┏━━

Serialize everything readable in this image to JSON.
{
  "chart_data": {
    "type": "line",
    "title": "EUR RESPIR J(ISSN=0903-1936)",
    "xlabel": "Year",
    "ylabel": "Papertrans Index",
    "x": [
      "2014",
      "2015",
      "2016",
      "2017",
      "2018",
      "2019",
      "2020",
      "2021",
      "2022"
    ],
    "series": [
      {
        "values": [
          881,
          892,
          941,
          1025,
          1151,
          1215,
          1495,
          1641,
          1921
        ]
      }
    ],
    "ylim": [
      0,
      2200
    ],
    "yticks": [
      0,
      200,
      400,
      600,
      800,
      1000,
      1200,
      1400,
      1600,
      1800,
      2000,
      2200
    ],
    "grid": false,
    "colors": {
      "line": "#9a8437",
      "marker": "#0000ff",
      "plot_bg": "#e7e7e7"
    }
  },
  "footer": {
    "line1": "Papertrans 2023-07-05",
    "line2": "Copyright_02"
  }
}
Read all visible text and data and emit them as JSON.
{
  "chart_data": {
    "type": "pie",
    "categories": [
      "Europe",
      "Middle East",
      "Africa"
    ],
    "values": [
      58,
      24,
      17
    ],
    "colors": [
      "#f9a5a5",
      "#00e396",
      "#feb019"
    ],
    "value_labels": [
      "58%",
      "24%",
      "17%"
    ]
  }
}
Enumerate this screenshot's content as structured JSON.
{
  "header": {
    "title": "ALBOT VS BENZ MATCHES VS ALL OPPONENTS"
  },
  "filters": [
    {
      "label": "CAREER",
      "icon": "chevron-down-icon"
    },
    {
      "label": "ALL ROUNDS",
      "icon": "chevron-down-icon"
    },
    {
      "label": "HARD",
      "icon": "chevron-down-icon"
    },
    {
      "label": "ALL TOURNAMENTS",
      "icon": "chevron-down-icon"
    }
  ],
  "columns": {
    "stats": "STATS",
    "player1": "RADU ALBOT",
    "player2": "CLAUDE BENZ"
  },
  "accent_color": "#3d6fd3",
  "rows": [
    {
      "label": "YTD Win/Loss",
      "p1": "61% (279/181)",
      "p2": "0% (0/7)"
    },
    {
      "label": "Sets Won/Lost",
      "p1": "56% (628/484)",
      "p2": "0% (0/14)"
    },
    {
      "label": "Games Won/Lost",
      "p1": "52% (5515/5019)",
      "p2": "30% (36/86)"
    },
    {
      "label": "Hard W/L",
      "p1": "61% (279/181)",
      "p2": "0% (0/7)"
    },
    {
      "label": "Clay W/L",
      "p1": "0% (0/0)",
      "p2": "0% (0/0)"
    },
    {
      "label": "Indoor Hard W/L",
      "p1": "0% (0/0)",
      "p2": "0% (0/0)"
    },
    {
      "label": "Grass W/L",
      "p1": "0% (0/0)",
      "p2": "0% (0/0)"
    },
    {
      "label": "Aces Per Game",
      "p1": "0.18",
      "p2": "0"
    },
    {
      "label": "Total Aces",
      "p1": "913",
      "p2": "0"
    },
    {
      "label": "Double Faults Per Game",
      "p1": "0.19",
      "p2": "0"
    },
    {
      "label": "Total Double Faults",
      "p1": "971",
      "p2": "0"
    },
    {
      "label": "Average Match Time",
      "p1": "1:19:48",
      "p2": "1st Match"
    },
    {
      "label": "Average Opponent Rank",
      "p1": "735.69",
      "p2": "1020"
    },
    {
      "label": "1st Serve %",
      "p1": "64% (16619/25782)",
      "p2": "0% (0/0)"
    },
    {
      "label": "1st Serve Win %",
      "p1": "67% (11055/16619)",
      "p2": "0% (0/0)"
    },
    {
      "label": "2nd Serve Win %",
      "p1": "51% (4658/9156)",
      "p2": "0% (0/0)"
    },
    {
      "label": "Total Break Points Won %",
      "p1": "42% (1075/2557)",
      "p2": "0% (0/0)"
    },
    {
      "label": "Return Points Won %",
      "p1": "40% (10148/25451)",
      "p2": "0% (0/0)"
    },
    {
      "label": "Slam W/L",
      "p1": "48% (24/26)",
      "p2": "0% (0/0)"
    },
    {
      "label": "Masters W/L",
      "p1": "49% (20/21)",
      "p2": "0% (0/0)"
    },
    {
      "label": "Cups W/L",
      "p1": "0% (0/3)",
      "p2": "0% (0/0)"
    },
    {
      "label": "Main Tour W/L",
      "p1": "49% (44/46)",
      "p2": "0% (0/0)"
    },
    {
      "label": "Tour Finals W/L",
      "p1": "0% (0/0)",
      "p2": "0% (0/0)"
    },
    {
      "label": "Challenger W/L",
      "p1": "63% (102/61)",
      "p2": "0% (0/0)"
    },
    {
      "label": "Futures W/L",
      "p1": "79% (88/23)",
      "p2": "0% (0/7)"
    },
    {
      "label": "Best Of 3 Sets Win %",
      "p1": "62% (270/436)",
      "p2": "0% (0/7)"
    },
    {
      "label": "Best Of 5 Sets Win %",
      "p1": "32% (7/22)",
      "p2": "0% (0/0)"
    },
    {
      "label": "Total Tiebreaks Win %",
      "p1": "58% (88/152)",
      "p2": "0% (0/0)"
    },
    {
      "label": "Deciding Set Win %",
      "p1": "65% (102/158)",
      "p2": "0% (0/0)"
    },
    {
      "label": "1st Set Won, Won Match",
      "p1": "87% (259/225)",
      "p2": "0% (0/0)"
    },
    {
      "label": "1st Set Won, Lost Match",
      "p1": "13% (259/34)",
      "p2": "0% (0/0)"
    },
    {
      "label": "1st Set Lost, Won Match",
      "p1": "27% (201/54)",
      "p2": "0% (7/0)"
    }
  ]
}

┗━━

Exercise details. Pick out all lines containing the string "Papertrans".

Written solution.
    "ylabel": "Papertrans Index",
    "line1": "Papertrans 2023-07-05",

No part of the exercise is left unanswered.